-------- Stored records

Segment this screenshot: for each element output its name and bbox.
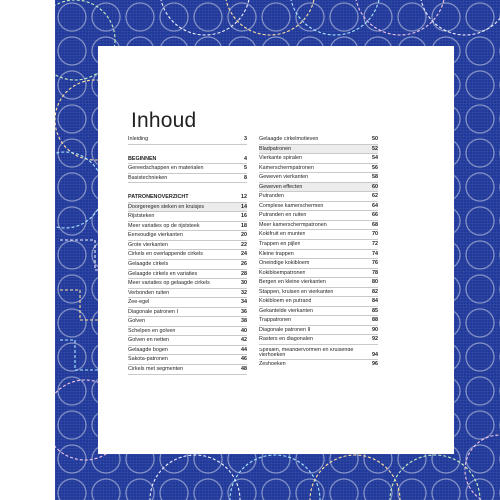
toc-entry-label: Basistechnieken	[128, 174, 168, 181]
toc-page-number: 54	[372, 155, 378, 162]
toc-page-number: 20	[241, 232, 247, 239]
toc-entry-label: Gelaagde bogen	[128, 346, 168, 353]
toc-page-number: 68	[372, 221, 378, 228]
toc-entry-label: PATRONENOVERZICHT	[128, 194, 189, 201]
toc-entry-row	[259, 288, 378, 298]
toc-page-number: 40	[241, 327, 247, 334]
toc-page-number: 60	[372, 183, 378, 190]
toc-page-number: 36	[241, 308, 247, 315]
toc-entry-row	[259, 269, 378, 279]
toc-page-number: 26	[241, 261, 247, 268]
toc-page-number: 90	[372, 326, 378, 333]
toc-entry-row	[259, 326, 378, 336]
toc-entry-row	[259, 154, 378, 164]
toc-entry-row	[259, 211, 378, 221]
toc-entry-row	[128, 308, 247, 318]
toc-entry-label: Stappen, kruisen en vierkanten	[259, 288, 334, 295]
toc-entry-label: Geweven vierkanten	[259, 174, 309, 181]
toc-entry-row	[128, 279, 247, 289]
toc-entry-label: Verbonden ruiten	[128, 289, 170, 296]
toc-page-number: 28	[241, 270, 247, 277]
toc-entry-row	[259, 345, 378, 360]
toc-entry-label: Bergen en kleine vierkanten	[259, 279, 326, 286]
toc-page-number: 44	[241, 346, 247, 353]
toc-page-number: 74	[372, 250, 378, 257]
toc-entry-label: Putranden en ruiten	[259, 212, 307, 219]
toc-page-number: 76	[372, 260, 378, 267]
toc-entry-label: Zeshoeken	[259, 361, 286, 368]
toc-entry-label: Zee-egel	[128, 299, 150, 306]
toc-page-number: 46	[241, 356, 247, 363]
toc-page-number: 96	[372, 361, 378, 368]
toc-entry-label: Bladpatronen	[259, 145, 292, 152]
toc-page-number: 50	[372, 136, 378, 142]
toc-entry-row	[128, 336, 247, 346]
toc-page-number: 82	[372, 288, 378, 295]
toc-entry-label: Putranden	[259, 193, 284, 200]
toc-page-number: 58	[372, 174, 378, 181]
toc-page-number: 78	[372, 269, 378, 276]
toc-entry-label: Sakota-patronen	[128, 356, 168, 363]
toc-entry-label: Gekantelde vierkanten	[259, 307, 313, 314]
toc-entry-label: Inleiding	[128, 136, 149, 142]
toc-entry-row	[128, 317, 247, 327]
toc-entry-label: Trappen en pijlen	[259, 241, 301, 248]
toc-entry-row	[128, 222, 247, 232]
toc-page-number: 56	[372, 164, 378, 171]
toc-entry-label: Gelaagde cirkels	[128, 261, 169, 268]
toc-entry-row	[259, 259, 378, 269]
toc-page-number: 88	[372, 317, 378, 324]
toc-entry-label: Gereedschappen en materialen	[128, 165, 204, 172]
toc-entry-row	[259, 335, 378, 345]
toc-entry-label: Geweven effecten	[259, 183, 303, 190]
toc-entry-row	[259, 183, 378, 193]
toc-page-number: 84	[372, 298, 378, 305]
toc-page-number: 8	[244, 174, 247, 181]
toc-entry-label: BEGINNEN	[128, 155, 157, 162]
toc-page-number: 80	[372, 279, 378, 286]
toc-entry-label: Meer variaties op de rijststeek	[128, 222, 200, 229]
toc-entry-label: Complexe kamerschermen	[259, 202, 324, 209]
toc-page-number: 48	[241, 366, 247, 373]
toc-entry-label: Vierkante spiralen	[259, 155, 303, 162]
toc-page-number: 62	[372, 193, 378, 200]
toc-entry-row	[128, 260, 247, 270]
toc-entry-row	[128, 164, 247, 174]
toc-page-number: 32	[241, 289, 247, 296]
toc-page-number: 64	[372, 202, 378, 209]
toc-right-column	[259, 135, 378, 369]
toc-page-number: 5	[244, 165, 247, 172]
toc-page-number: 3	[244, 136, 247, 142]
toc-entry-label: Diagonale patronen II	[259, 326, 311, 333]
toc-page-number: 24	[241, 251, 247, 258]
toc-entry-row	[128, 203, 247, 213]
toc-entry-label: Cirkels met segmenten	[128, 366, 184, 373]
toc-entry-row	[259, 221, 378, 231]
toc-entry-row	[128, 355, 247, 365]
toc-page-number: 70	[372, 231, 378, 238]
toc-entry-label: Trappatronen	[259, 317, 292, 324]
toc-entry-label: Kamerschermpatronen	[259, 164, 314, 171]
toc-entry-row	[128, 241, 247, 251]
toc-page-number: 14	[241, 203, 247, 210]
toc-entry-row	[128, 174, 247, 184]
toc-entry-label: Cirkels en overlappende cirkels	[128, 251, 203, 258]
toc-entry-row	[259, 135, 378, 145]
toc-entry-row	[259, 173, 378, 183]
toc-page-number: 34	[241, 299, 247, 306]
toc-left-column	[128, 135, 247, 375]
toc-entry-label: Diagonale patronen I	[128, 308, 179, 315]
toc-entry-label: Gelaagde cirkelmotieven	[259, 136, 319, 142]
toc-page-number: 42	[241, 337, 247, 344]
toc-entry-label: Meer variaties op gelaagde cirkels	[128, 280, 210, 287]
toc-entry-row	[259, 202, 378, 212]
toc-entry-label: Eenvoudige vierkanten	[128, 232, 183, 239]
toc-entry-row	[259, 164, 378, 174]
toc-page-number: 12	[241, 194, 247, 201]
toc-entry-label: Doorgeregen steken en kruisjes	[128, 203, 205, 210]
toc-entry-label: Schelpen en golven	[128, 327, 176, 334]
toc-page-number: 18	[241, 222, 247, 229]
toc-entry-row	[259, 278, 378, 288]
toc-entry-row	[128, 289, 247, 299]
toc-entry-label: Rijststeken	[128, 213, 155, 220]
toc-entry-row	[259, 230, 378, 240]
toc-page-number: 94	[372, 352, 378, 359]
toc-entry-label: Oneindige kokibloem	[259, 260, 310, 267]
toc-page-number: 22	[241, 241, 247, 248]
toc-entry-label: Meer kamerschermpatronen	[259, 221, 327, 228]
toc-page-number: 4	[244, 155, 247, 162]
toc-entry-row	[259, 192, 378, 202]
toc-entry-row	[128, 250, 247, 260]
toc-entry-row	[259, 297, 378, 307]
toc-page-number: 72	[372, 241, 378, 248]
toc-entry-row	[128, 212, 247, 222]
toc-entry-row	[128, 231, 247, 241]
toc-entry-label: Golven	[128, 318, 146, 325]
toc-gap	[128, 183, 247, 193]
toc-section-row	[128, 193, 247, 203]
toc-page-number: 66	[372, 212, 378, 219]
toc-entry-row	[128, 327, 247, 337]
toc-entry-row	[128, 298, 247, 308]
toc-entry-row	[259, 250, 378, 260]
toc-entry-row	[128, 135, 247, 145]
toc-entry-label: Gelaagde cirkels en variaties	[128, 270, 198, 277]
toc-entry-row	[128, 346, 247, 356]
toc-page-number: 52	[372, 145, 378, 152]
toc-entry-label: Kokifruit en munten	[259, 231, 306, 238]
toc-entry-row	[259, 145, 378, 155]
toc-entry-label: Rasters en diagonalen	[259, 336, 313, 343]
toc-entry-label: Kokibloempatronen	[259, 269, 306, 276]
toc-entry-row	[259, 360, 378, 369]
toc-entry-label: Grote vierkanten	[128, 241, 168, 248]
toc-entry-label: Kokibloem en putrand	[259, 298, 312, 305]
toc-entry-label: Golven en netten	[128, 337, 170, 344]
toc-page-number: 16	[241, 213, 247, 220]
toc-entry-row	[128, 270, 247, 280]
toc-page-number: 30	[241, 280, 247, 287]
toc-gap	[128, 145, 247, 155]
toc-page-number: 38	[241, 318, 247, 325]
toc-entry-row	[259, 307, 378, 317]
toc-page-number: 85	[372, 307, 378, 314]
page-title: Inhoud	[131, 109, 197, 133]
toc-entry-label: Kleine trappen	[259, 250, 294, 257]
toc-entry-row	[259, 316, 378, 326]
toc-entry-row	[259, 240, 378, 250]
toc-entry-row	[128, 365, 247, 375]
toc-section-row	[128, 155, 247, 165]
toc-entry-label: Spiralen, meandervormen en kruisende vierhoeken	[259, 347, 354, 359]
toc-page-number: 92	[372, 336, 378, 343]
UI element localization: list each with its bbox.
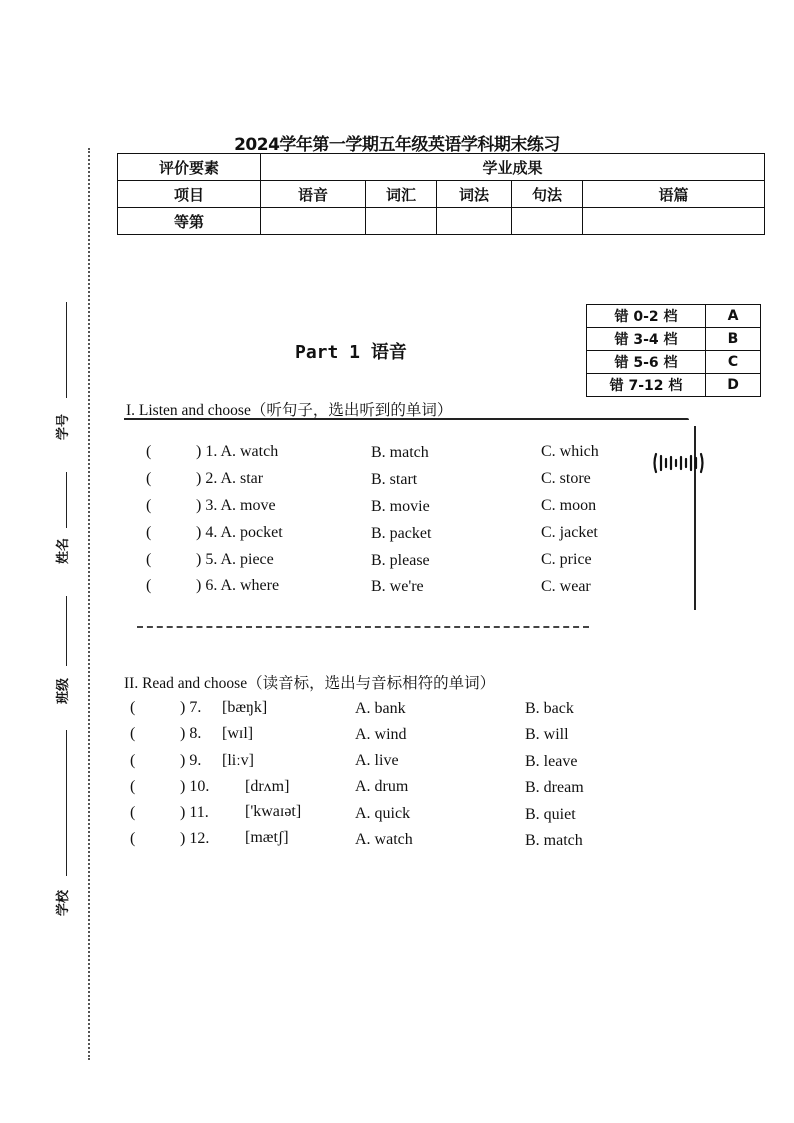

----------------

### Short problem
Convert the lines of the material above into a Markdown table with the columns Row and Entry. Begin at the line that contains "174, 168, 181]" and stop after the line that contains "288, 378, 298]", with both of those lines included and blank lines left out.

### Solution for this exercise
| Row | Entry |
|---|---|
| 1 | toc-entry-label: Basistechnieken	[128, 174, 168, 181] |
| 2 | toc-page-number: 54	[372, 155, 378, 162] |
| 3 | toc-page-number: 20	[241, 232, 247, 239] |
| 4 | toc-entry-label: Gelaagde bogen	[128, 346, 168, 353] |
| 5 | toc-page-number: 68	[372, 221, 378, 228] |
| 6 | toc-entry-label: PATRONENOVERZICHT	[128, 194, 189, 201] |
| 7 | toc-entry-row	[259, 288, 378, 298] |